>> START

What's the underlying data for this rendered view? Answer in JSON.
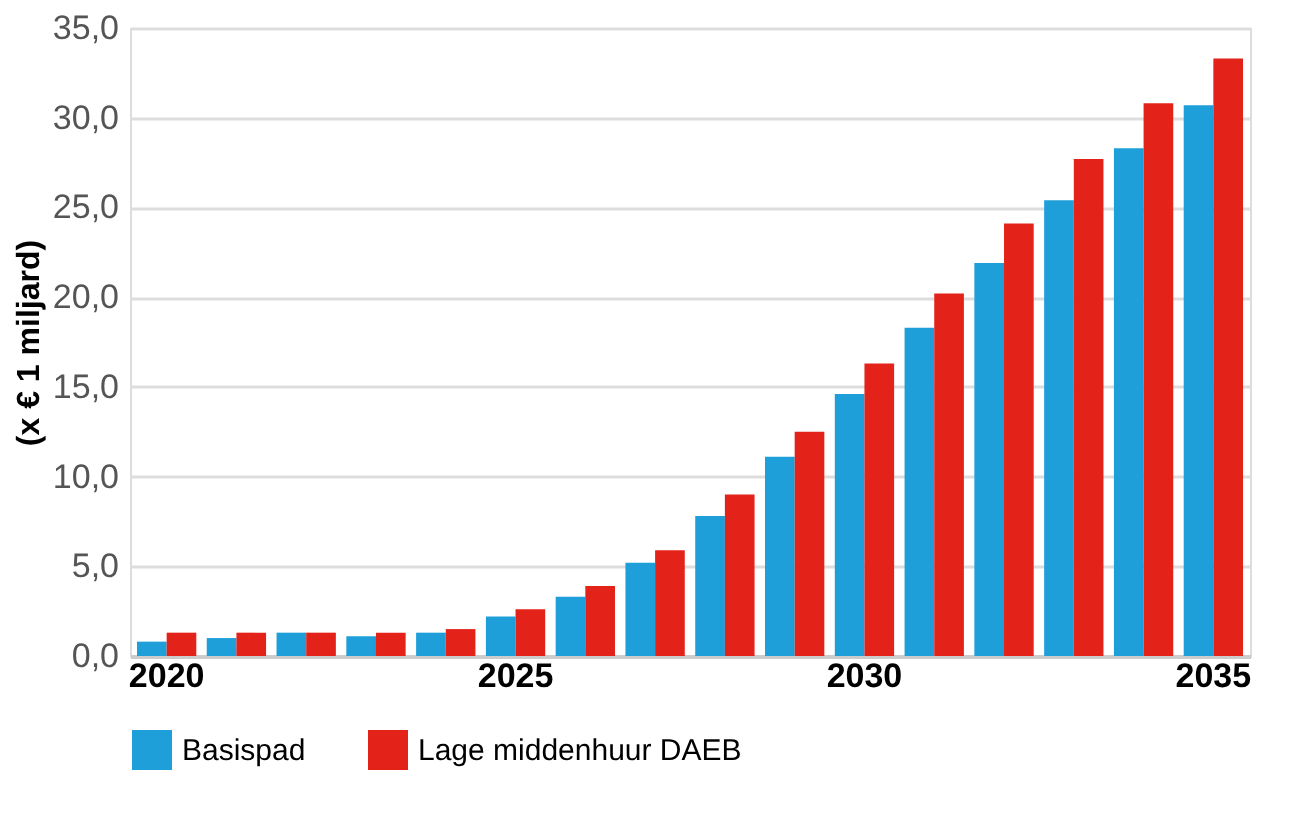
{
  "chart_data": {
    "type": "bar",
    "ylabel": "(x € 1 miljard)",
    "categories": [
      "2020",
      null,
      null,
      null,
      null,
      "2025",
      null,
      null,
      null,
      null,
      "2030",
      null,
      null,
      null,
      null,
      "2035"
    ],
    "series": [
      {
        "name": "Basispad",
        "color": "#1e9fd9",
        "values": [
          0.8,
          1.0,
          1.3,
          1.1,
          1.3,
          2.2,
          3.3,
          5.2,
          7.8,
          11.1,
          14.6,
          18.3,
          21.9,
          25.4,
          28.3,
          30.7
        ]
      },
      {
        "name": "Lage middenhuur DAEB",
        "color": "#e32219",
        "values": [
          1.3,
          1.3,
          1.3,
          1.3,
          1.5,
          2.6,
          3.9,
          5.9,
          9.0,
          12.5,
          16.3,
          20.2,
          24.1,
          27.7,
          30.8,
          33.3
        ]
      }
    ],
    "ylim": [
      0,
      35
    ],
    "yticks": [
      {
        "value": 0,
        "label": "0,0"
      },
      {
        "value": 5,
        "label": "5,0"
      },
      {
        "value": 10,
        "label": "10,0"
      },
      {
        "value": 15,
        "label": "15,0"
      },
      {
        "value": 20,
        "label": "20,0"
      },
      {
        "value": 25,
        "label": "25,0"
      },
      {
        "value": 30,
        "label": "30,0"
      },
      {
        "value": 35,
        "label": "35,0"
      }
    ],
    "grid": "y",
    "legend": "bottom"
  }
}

>> END

What is being asked - Give back the whole listing as it stands, minus its pictures.

Exercise response -
What's the underlying data for this rendered view? Answer in JSON.
{
  "chart_data": {
    "type": "bar",
    "ylabel": "(x € 1 miljard)",
    "categories": [
      "2020",
      null,
      null,
      null,
      null,
      "2025",
      null,
      null,
      null,
      null,
      "2030",
      null,
      null,
      null,
      null,
      "2035"
    ],
    "series": [
      {
        "name": "Basispad",
        "color": "#1e9fd9",
        "values": [
          0.8,
          1.0,
          1.3,
          1.1,
          1.3,
          2.2,
          3.3,
          5.2,
          7.8,
          11.1,
          14.6,
          18.3,
          21.9,
          25.4,
          28.3,
          30.7
        ]
      },
      {
        "name": "Lage middenhuur DAEB",
        "color": "#e32219",
        "values": [
          1.3,
          1.3,
          1.3,
          1.3,
          1.5,
          2.6,
          3.9,
          5.9,
          9.0,
          12.5,
          16.3,
          20.2,
          24.1,
          27.7,
          30.8,
          33.3
        ]
      }
    ],
    "ylim": [
      0,
      35
    ],
    "yticks": [
      {
        "value": 0,
        "label": "0,0"
      },
      {
        "value": 5,
        "label": "5,0"
      },
      {
        "value": 10,
        "label": "10,0"
      },
      {
        "value": 15,
        "label": "15,0"
      },
      {
        "value": 20,
        "label": "20,0"
      },
      {
        "value": 25,
        "label": "25,0"
      },
      {
        "value": 30,
        "label": "30,0"
      },
      {
        "value": 35,
        "label": "35,0"
      }
    ],
    "grid": "y",
    "legend": "bottom"
  }
}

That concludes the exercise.